Stored dataset items
★ ★ ★

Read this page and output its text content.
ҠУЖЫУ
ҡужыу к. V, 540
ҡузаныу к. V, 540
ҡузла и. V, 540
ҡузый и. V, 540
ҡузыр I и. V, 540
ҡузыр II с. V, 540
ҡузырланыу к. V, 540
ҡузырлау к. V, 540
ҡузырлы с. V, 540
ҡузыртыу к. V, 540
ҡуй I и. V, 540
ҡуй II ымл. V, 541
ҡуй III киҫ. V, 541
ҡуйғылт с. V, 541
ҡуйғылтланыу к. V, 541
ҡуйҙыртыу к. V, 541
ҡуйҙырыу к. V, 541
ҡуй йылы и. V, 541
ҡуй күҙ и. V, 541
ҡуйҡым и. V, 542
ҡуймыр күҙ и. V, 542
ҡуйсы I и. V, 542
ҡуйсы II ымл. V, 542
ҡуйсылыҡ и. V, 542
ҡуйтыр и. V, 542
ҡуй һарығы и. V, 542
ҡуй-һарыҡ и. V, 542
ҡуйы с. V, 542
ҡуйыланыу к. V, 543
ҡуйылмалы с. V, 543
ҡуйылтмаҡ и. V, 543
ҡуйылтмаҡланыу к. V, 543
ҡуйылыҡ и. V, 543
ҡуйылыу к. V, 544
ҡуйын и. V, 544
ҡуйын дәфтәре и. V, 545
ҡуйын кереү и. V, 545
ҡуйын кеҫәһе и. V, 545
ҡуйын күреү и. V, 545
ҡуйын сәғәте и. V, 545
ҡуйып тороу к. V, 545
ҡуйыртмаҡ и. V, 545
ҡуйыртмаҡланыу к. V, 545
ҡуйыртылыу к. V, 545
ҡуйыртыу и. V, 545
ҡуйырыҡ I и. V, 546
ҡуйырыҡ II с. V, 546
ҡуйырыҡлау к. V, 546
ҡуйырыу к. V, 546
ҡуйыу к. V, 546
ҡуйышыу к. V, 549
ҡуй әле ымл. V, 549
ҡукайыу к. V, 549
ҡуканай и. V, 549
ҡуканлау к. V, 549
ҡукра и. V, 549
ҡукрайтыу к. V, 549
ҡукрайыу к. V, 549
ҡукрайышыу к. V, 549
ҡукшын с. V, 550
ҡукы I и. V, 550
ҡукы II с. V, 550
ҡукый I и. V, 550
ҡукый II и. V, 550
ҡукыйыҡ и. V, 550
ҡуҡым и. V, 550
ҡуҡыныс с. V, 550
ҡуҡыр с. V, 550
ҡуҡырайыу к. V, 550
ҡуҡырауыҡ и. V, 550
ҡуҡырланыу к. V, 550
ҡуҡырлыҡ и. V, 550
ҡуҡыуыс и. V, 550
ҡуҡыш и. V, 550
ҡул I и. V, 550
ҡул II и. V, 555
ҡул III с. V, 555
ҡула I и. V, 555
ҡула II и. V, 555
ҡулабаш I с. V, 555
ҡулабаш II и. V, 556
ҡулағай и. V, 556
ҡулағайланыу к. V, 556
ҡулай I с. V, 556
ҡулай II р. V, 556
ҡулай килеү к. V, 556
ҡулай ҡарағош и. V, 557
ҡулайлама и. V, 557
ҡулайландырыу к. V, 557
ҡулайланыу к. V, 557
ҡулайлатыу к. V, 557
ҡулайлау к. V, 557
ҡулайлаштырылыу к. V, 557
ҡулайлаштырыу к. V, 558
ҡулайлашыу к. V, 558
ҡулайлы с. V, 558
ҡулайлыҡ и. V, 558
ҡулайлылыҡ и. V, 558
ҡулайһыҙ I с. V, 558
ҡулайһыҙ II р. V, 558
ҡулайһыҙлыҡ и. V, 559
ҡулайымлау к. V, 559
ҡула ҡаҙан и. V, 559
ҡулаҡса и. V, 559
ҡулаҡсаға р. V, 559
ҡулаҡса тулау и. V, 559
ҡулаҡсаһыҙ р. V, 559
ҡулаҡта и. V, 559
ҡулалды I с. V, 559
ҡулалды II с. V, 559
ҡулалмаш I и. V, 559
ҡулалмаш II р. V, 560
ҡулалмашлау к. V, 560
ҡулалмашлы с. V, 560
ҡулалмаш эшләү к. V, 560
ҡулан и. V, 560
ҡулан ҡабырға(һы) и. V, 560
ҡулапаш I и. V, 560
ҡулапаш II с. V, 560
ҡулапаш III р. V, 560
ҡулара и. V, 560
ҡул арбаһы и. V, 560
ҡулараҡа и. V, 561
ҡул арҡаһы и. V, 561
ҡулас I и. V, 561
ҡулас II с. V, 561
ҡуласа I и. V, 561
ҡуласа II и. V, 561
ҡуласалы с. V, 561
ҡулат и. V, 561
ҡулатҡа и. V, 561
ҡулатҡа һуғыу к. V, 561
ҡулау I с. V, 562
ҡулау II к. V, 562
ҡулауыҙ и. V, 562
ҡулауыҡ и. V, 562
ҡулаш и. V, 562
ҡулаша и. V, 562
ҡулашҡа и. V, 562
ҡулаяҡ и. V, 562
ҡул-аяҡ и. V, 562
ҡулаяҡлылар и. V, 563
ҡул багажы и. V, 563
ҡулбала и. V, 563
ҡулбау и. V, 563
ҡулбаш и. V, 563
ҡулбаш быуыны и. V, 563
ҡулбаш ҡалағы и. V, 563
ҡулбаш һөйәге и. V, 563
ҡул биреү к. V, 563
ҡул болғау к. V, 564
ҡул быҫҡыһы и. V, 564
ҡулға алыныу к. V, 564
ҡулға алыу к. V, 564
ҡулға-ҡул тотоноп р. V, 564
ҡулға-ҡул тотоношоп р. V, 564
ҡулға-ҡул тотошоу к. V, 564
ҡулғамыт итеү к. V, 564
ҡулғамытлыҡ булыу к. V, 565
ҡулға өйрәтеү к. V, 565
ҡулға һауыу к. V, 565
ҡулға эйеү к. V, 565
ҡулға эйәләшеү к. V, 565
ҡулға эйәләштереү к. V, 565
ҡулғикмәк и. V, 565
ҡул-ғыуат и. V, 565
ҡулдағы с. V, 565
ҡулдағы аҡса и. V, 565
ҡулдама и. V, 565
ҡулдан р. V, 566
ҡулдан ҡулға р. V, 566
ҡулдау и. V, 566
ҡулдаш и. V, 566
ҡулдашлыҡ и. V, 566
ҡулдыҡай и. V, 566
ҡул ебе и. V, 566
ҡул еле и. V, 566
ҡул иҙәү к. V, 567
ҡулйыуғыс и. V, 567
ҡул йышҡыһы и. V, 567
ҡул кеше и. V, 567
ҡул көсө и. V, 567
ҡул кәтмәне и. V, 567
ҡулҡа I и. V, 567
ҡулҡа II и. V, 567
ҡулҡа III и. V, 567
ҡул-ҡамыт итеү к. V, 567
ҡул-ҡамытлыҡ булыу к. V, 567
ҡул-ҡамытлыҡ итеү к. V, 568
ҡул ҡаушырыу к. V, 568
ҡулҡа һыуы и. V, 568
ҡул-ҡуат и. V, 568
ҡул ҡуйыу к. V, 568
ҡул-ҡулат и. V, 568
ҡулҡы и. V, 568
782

★ ★ ★

[THE PROBLEM]: Return all lines containing the word "ҡуйын".

[RESULT OF THIS EXERCISE]:
ҡуйын и. V, 544
ҡуйын дәфтәре и. V, 545
ҡуйын кереү и. V, 545
ҡуйын кеҫәһе и. V, 545
ҡуйын күреү и. V, 545
ҡуйын сәғәте и. V, 545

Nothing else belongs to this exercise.